Some records

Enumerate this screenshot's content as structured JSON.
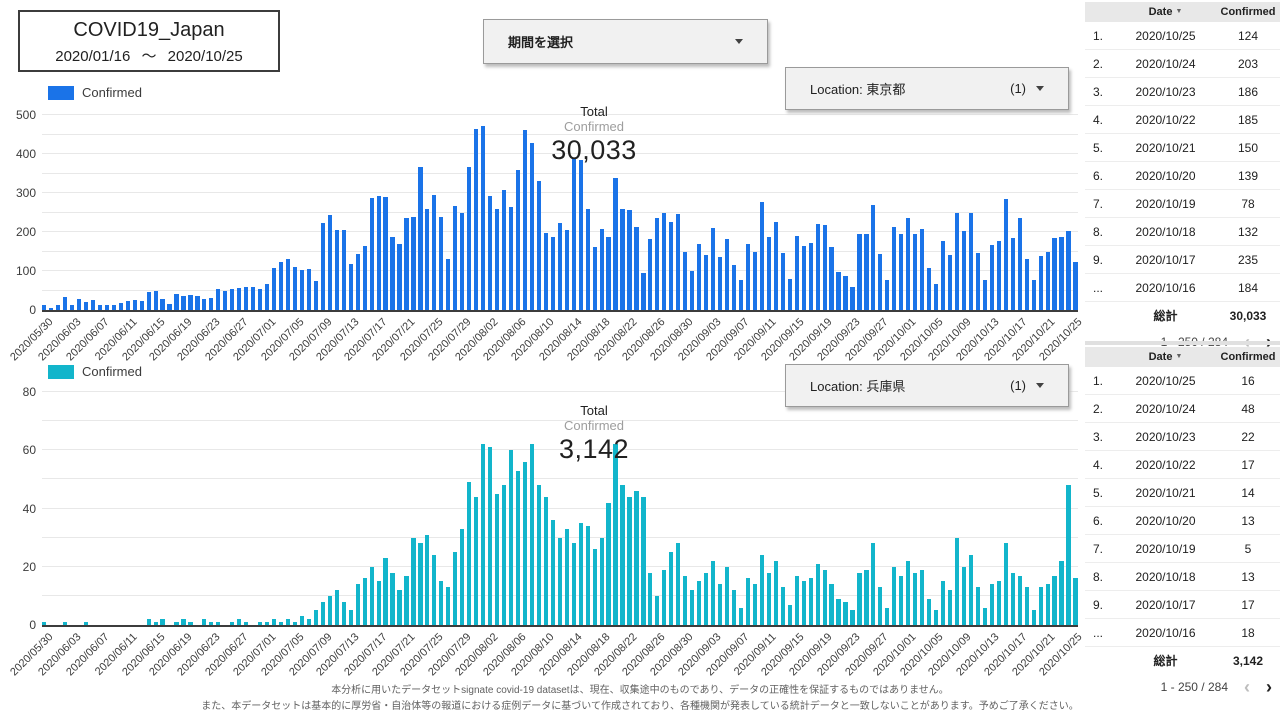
{
  "title": {
    "text": "COVID19_Japan",
    "date_range": "2020/01/16 〜 2020/10/25"
  },
  "period_selector": {
    "label": "期間を選択"
  },
  "filters": [
    {
      "label": "Location:",
      "value": "東京都",
      "count": "(1)"
    },
    {
      "label": "Location:",
      "value": "兵庫県",
      "count": "(1)"
    }
  ],
  "chart_data": [
    {
      "type": "bar",
      "name": "daily-confirmed-tokyo",
      "series_label": "Confirmed",
      "location": "東京都",
      "color": "#1a73e8",
      "total_label": "Total",
      "total_sublabel": "Confirmed",
      "total_value": "30,033",
      "ylim": [
        0,
        500
      ],
      "y_ticks": [
        0,
        100,
        200,
        300,
        400,
        500
      ],
      "grid_step": 50,
      "x_start": "2020/05/30",
      "x_end": "2020/10/25",
      "x_tick_every": 4,
      "tick_labels": [
        "2020/05/30",
        "2020/06/03",
        "2020/06/07",
        "2020/06/11",
        "2020/06/15",
        "2020/06/19",
        "2020/06/23",
        "2020/06/27",
        "2020/07/01",
        "2020/07/05",
        "2020/07/09",
        "2020/07/13",
        "2020/07/17",
        "2020/07/21",
        "2020/07/25",
        "2020/07/29",
        "2020/08/02",
        "2020/08/06",
        "2020/08/10",
        "2020/08/14",
        "2020/08/18",
        "2020/08/22",
        "2020/08/26",
        "2020/08/30",
        "2020/09/03",
        "2020/09/07",
        "2020/09/11",
        "2020/09/15",
        "2020/09/19",
        "2020/09/23",
        "2020/09/27",
        "2020/10/01",
        "2020/10/05",
        "2020/10/09",
        "2020/10/13",
        "2020/10/17",
        "2020/10/21",
        "2020/10/25"
      ],
      "values": [
        14,
        5,
        13,
        34,
        12,
        28,
        20,
        26,
        14,
        13,
        12,
        18,
        22,
        25,
        24,
        47,
        48,
        27,
        16,
        41,
        35,
        39,
        35,
        29,
        31,
        55,
        48,
        54,
        57,
        60,
        58,
        54,
        67,
        107,
        124,
        131,
        111,
        102,
        106,
        75,
        224,
        243,
        206,
        206,
        119,
        143,
        165,
        286,
        293,
        290,
        188,
        168,
        237,
        238,
        366,
        260,
        295,
        239,
        131,
        266,
        250,
        367,
        463,
        472,
        292,
        258,
        309,
        263,
        360,
        462,
        429,
        331,
        197,
        188,
        222,
        206,
        389,
        385,
        260,
        161,
        207,
        186,
        339,
        258,
        256,
        212,
        95,
        182,
        236,
        250,
        226,
        247,
        148,
        100,
        170,
        141,
        211,
        136,
        181,
        116,
        77,
        170,
        149,
        276,
        187,
        226,
        146,
        80,
        191,
        163,
        171,
        220,
        218,
        162,
        98,
        88,
        59,
        195,
        195,
        270,
        144,
        78,
        212,
        194,
        235,
        196,
        207,
        107,
        66,
        177,
        142,
        248,
        203,
        249,
        146,
        78,
        166,
        177,
        284,
        184,
        235,
        132,
        78,
        139,
        150,
        185,
        186,
        203,
        124
      ]
    },
    {
      "type": "bar",
      "name": "daily-confirmed-hyogo",
      "series_label": "Confirmed",
      "location": "兵庫県",
      "color": "#12b5cb",
      "total_label": "Total",
      "total_sublabel": "Confirmed",
      "total_value": "3,142",
      "ylim": [
        0,
        80
      ],
      "y_ticks": [
        0,
        20,
        40,
        60,
        80
      ],
      "grid_step": 10,
      "x_start": "2020/05/30",
      "x_end": "2020/10/25",
      "x_tick_every": 4,
      "tick_labels": [
        "2020/05/30",
        "2020/06/03",
        "2020/06/07",
        "2020/06/11",
        "2020/06/15",
        "2020/06/19",
        "2020/06/23",
        "2020/06/27",
        "2020/07/01",
        "2020/07/05",
        "2020/07/09",
        "2020/07/13",
        "2020/07/17",
        "2020/07/21",
        "2020/07/25",
        "2020/07/29",
        "2020/08/02",
        "2020/08/06",
        "2020/08/10",
        "2020/08/14",
        "2020/08/18",
        "2020/08/22",
        "2020/08/26",
        "2020/08/30",
        "2020/09/03",
        "2020/09/07",
        "2020/09/11",
        "2020/09/15",
        "2020/09/19",
        "2020/09/23",
        "2020/09/27",
        "2020/10/01",
        "2020/10/05",
        "2020/10/09",
        "2020/10/13",
        "2020/10/17",
        "2020/10/21",
        "2020/10/25"
      ],
      "values": [
        1,
        0,
        0,
        1,
        0,
        0,
        1,
        0,
        0,
        0,
        0,
        0,
        0,
        0,
        0,
        2,
        1,
        2,
        0,
        1,
        2,
        1,
        0,
        2,
        1,
        1,
        0,
        1,
        2,
        1,
        0,
        1,
        1,
        2,
        1,
        2,
        1,
        3,
        2,
        5,
        8,
        10,
        12,
        8,
        5,
        14,
        16,
        20,
        15,
        23,
        18,
        12,
        17,
        30,
        28,
        31,
        24,
        15,
        13,
        25,
        33,
        49,
        44,
        62,
        61,
        45,
        48,
        60,
        53,
        56,
        62,
        48,
        44,
        36,
        30,
        33,
        28,
        35,
        34,
        26,
        30,
        42,
        62,
        48,
        44,
        46,
        44,
        18,
        10,
        19,
        25,
        28,
        17,
        12,
        15,
        18,
        22,
        14,
        20,
        12,
        6,
        16,
        14,
        24,
        18,
        22,
        13,
        7,
        17,
        15,
        16,
        21,
        19,
        14,
        9,
        8,
        5,
        18,
        19,
        28,
        13,
        6,
        20,
        17,
        22,
        18,
        19,
        9,
        5,
        15,
        12,
        30,
        20,
        24,
        13,
        6,
        14,
        15,
        28,
        18,
        17,
        13,
        5,
        13,
        14,
        17,
        22,
        48,
        16
      ]
    }
  ],
  "tables": [
    {
      "headers": [
        "Date",
        "Confirmed"
      ],
      "sort_icon": "▼",
      "rows": [
        [
          "1.",
          "2020/10/25",
          "124"
        ],
        [
          "2.",
          "2020/10/24",
          "203"
        ],
        [
          "3.",
          "2020/10/23",
          "186"
        ],
        [
          "4.",
          "2020/10/22",
          "185"
        ],
        [
          "5.",
          "2020/10/21",
          "150"
        ],
        [
          "6.",
          "2020/10/20",
          "139"
        ],
        [
          "7.",
          "2020/10/19",
          "78"
        ],
        [
          "8.",
          "2020/10/18",
          "132"
        ],
        [
          "9.",
          "2020/10/17",
          "235"
        ],
        [
          "...",
          "2020/10/16",
          "184"
        ]
      ],
      "total_label": "総計",
      "total_value": "30,033",
      "pagination": "1 - 250 / 284"
    },
    {
      "headers": [
        "Date",
        "Confirmed"
      ],
      "sort_icon": "▼",
      "rows": [
        [
          "1.",
          "2020/10/25",
          "16"
        ],
        [
          "2.",
          "2020/10/24",
          "48"
        ],
        [
          "3.",
          "2020/10/23",
          "22"
        ],
        [
          "4.",
          "2020/10/22",
          "17"
        ],
        [
          "5.",
          "2020/10/21",
          "14"
        ],
        [
          "6.",
          "2020/10/20",
          "13"
        ],
        [
          "7.",
          "2020/10/19",
          "5"
        ],
        [
          "8.",
          "2020/10/18",
          "13"
        ],
        [
          "9.",
          "2020/10/17",
          "17"
        ],
        [
          "...",
          "2020/10/16",
          "18"
        ]
      ],
      "total_label": "総計",
      "total_value": "3,142",
      "pagination": "1 - 250 / 284"
    }
  ],
  "footer": {
    "line1": "本分析に用いたデータセットsignate covid-19 datasetは、現在、収集途中のものであり、データの正確性を保証するものではありません。",
    "line2": "また、本データセットは基本的に厚労省・自治体等の報道における症例データに基づいて作成されており、各種機関が発表している統計データと一致しないことがあります。予めご了承ください。"
  }
}
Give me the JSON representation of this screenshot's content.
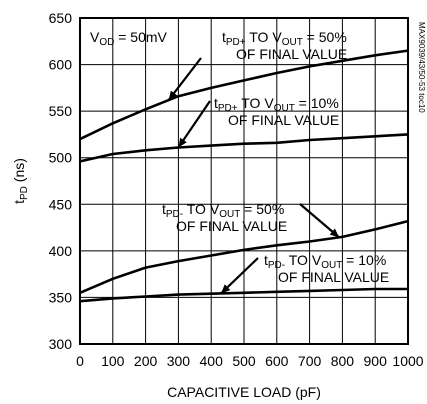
{
  "chart_data": {
    "type": "line",
    "xlabel": "CAPACITIVE LOAD (pF)",
    "ylabel_main": "t",
    "ylabel_sub": "PD",
    "ylabel_tail": " (ns)",
    "xlim": [
      0,
      1000
    ],
    "ylim": [
      300,
      650
    ],
    "x_ticks": [
      0,
      100,
      200,
      300,
      400,
      500,
      600,
      700,
      800,
      900,
      1000
    ],
    "y_ticks": [
      300,
      350,
      400,
      450,
      500,
      550,
      600,
      650
    ],
    "grid": true,
    "watermark": "MAX9039/43/50-53 toc10",
    "condition": {
      "pre": "V",
      "sub": "OD",
      "post": " = 50mV"
    },
    "series": [
      {
        "name": "tPD+ TO VOUT = 50% OF FINAL VALUE",
        "x": [
          0,
          100,
          200,
          300,
          400,
          500,
          600,
          700,
          800,
          900,
          1000
        ],
        "y": [
          520,
          537,
          552,
          566,
          575,
          583,
          591,
          598,
          604,
          610,
          615
        ]
      },
      {
        "name": "tPD+ TO VOUT = 10% OF FINAL VALUE",
        "x": [
          0,
          100,
          200,
          300,
          400,
          500,
          600,
          700,
          800,
          900,
          1000
        ],
        "y": [
          496,
          504,
          508,
          511,
          513,
          515,
          516,
          519,
          521,
          523,
          525
        ]
      },
      {
        "name": "tPD- TO VOUT = 50% OF FINAL VALUE",
        "x": [
          0,
          100,
          200,
          300,
          400,
          500,
          600,
          700,
          800,
          900,
          1000
        ],
        "y": [
          355,
          370,
          382,
          389,
          395,
          401,
          406,
          410,
          415,
          423,
          432
        ]
      },
      {
        "name": "tPD- TO VOUT = 10% OF FINAL VALUE",
        "x": [
          0,
          100,
          200,
          300,
          400,
          500,
          600,
          700,
          800,
          900,
          1000
        ],
        "y": [
          346,
          349,
          351,
          353,
          354,
          355,
          356,
          357,
          358,
          359,
          359
        ]
      }
    ],
    "annotations": [
      {
        "line1": [
          {
            "t": "t"
          },
          {
            "t": "PD+",
            "sub": true
          },
          {
            "t": " TO V"
          },
          {
            "t": "OUT",
            "sub": true
          },
          {
            "t": " = 50%"
          }
        ],
        "line2": "OF FINAL VALUE",
        "target_series": 0,
        "target_x": 270
      },
      {
        "line1": [
          {
            "t": "t"
          },
          {
            "t": "PD+",
            "sub": true
          },
          {
            "t": " TO V"
          },
          {
            "t": "OUT",
            "sub": true
          },
          {
            "t": " = 10%"
          }
        ],
        "line2": "OF FINAL VALUE",
        "target_series": 1,
        "target_x": 300
      },
      {
        "line1": [
          {
            "t": "t"
          },
          {
            "t": "PD-",
            "sub": true
          },
          {
            "t": " TO V"
          },
          {
            "t": "OUT",
            "sub": true
          },
          {
            "t": " = 50%"
          }
        ],
        "line2": "OF FINAL VALUE",
        "target_series": 2,
        "target_x": 790
      },
      {
        "line1": [
          {
            "t": "t"
          },
          {
            "t": "PD-",
            "sub": true
          },
          {
            "t": " TO V"
          },
          {
            "t": "OUT",
            "sub": true
          },
          {
            "t": " = 10%"
          }
        ],
        "line2": "OF FINAL VALUE",
        "target_series": 3,
        "target_x": 430
      }
    ]
  }
}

_WHAT IS REQUIRED_
Whenever "screenshot" turns up in a line, pick that line out.

_FULL RESPONSE_
Enumerate this screenshot's content as structured JSON.
Give me the JSON representation of this screenshot's content.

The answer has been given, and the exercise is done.